- Data supplied:
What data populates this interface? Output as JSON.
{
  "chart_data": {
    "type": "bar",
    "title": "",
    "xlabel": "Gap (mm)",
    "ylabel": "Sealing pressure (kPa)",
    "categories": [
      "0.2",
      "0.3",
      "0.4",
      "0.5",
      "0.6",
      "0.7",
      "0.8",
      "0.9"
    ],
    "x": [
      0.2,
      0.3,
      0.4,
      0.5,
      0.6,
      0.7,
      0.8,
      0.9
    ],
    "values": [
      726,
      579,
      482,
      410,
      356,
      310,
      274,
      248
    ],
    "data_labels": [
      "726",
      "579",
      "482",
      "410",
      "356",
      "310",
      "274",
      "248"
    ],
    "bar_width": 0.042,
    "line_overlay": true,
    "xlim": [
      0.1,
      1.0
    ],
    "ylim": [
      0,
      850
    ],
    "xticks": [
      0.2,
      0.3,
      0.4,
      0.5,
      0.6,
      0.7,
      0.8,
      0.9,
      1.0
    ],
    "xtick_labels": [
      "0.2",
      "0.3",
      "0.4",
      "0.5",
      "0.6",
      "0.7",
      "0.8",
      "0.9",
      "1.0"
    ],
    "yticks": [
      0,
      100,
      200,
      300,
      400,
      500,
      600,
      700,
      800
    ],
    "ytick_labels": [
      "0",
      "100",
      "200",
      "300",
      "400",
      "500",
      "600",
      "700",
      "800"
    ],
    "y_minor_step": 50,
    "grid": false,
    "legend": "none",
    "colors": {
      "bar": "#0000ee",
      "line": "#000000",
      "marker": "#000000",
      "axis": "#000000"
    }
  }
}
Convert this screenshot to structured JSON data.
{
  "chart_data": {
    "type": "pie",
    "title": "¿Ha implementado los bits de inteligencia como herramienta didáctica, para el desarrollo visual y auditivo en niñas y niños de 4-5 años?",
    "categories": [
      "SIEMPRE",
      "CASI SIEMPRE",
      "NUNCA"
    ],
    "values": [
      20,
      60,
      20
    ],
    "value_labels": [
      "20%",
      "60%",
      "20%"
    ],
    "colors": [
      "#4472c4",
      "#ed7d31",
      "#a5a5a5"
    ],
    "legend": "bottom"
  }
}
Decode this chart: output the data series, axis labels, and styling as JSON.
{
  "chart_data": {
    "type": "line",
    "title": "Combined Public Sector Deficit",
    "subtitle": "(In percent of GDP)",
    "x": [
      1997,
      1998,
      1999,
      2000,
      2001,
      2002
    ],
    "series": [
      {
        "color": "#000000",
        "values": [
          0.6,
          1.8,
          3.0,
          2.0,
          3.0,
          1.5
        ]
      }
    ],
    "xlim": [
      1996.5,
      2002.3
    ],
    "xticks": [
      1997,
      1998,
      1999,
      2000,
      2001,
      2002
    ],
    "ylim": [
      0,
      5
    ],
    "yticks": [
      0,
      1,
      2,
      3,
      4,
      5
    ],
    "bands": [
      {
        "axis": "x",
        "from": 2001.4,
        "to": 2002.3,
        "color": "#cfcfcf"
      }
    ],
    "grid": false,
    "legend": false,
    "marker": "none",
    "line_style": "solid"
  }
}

- The problem:
From the preceding material, extract every line exactly.

- Exercise result:
What data populates this interface? Output as JSON.
{
  "chart_data": {
    "type": "bar",
    "title": "",
    "xlabel": "Gap (mm)",
    "ylabel": "Sealing pressure (kPa)",
    "categories": [
      "0.2",
      "0.3",
      "0.4",
      "0.5",
      "0.6",
      "0.7",
      "0.8",
      "0.9"
    ],
    "x": [
      0.2,
      0.3,
      0.4,
      0.5,
      0.6,
      0.7,
      0.8,
      0.9
    ],
    "values": [
      726,
      579,
      482,
      410,
      356,
      310,
      274,
      248
    ],
    "data_labels": [
      "726",
      "579",
      "482",
      "410",
      "356",
      "310",
      "274",
      "248"
    ],
    "bar_width": 0.042,
    "line_overlay": true,
    "xlim": [
      0.1,
      1.0
    ],
    "ylim": [
      0,
      850
    ],
    "xticks": [
      0.2,
      0.3,
      0.4,
      0.5,
      0.6,
      0.7,
      0.8,
      0.9,
      1.0
    ],
    "xtick_labels": [
      "0.2",
      "0.3",
      "0.4",
      "0.5",
      "0.6",
      "0.7",
      "0.8",
      "0.9",
      "1.0"
    ],
    "yticks": [
      0,
      100,
      200,
      300,
      400,
      500,
      600,
      700,
      800
    ],
    "ytick_labels": [
      "0",
      "100",
      "200",
      "300",
      "400",
      "500",
      "600",
      "700",
      "800"
    ],
    "y_minor_step": 50,
    "grid": false,
    "legend": "none",
    "colors": {
      "bar": "#0000ee",
      "line": "#000000",
      "marker": "#000000",
      "axis": "#000000"
    }
  }
}
Convert this screenshot to structured JSON data.
{
  "chart_data": {
    "type": "pie",
    "title": "¿Ha implementado los bits de inteligencia como herramienta didáctica, para el desarrollo visual y auditivo en niñas y niños de 4-5 años?",
    "categories": [
      "SIEMPRE",
      "CASI SIEMPRE",
      "NUNCA"
    ],
    "values": [
      20,
      60,
      20
    ],
    "value_labels": [
      "20%",
      "60%",
      "20%"
    ],
    "colors": [
      "#4472c4",
      "#ed7d31",
      "#a5a5a5"
    ],
    "legend": "bottom"
  }
}
Decode this chart: output the data series, axis labels, and styling as JSON.
{
  "chart_data": {
    "type": "line",
    "title": "Combined Public Sector Deficit",
    "subtitle": "(In percent of GDP)",
    "x": [
      1997,
      1998,
      1999,
      2000,
      2001,
      2002
    ],
    "series": [
      {
        "color": "#000000",
        "values": [
          0.6,
          1.8,
          3.0,
          2.0,
          3.0,
          1.5
        ]
      }
    ],
    "xlim": [
      1996.5,
      2002.3
    ],
    "xticks": [
      1997,
      1998,
      1999,
      2000,
      2001,
      2002
    ],
    "ylim": [
      0,
      5
    ],
    "yticks": [
      0,
      1,
      2,
      3,
      4,
      5
    ],
    "bands": [
      {
        "axis": "x",
        "from": 2001.4,
        "to": 2002.3,
        "color": "#cfcfcf"
      }
    ],
    "grid": false,
    "legend": false,
    "marker": "none",
    "line_style": "solid"
  }
}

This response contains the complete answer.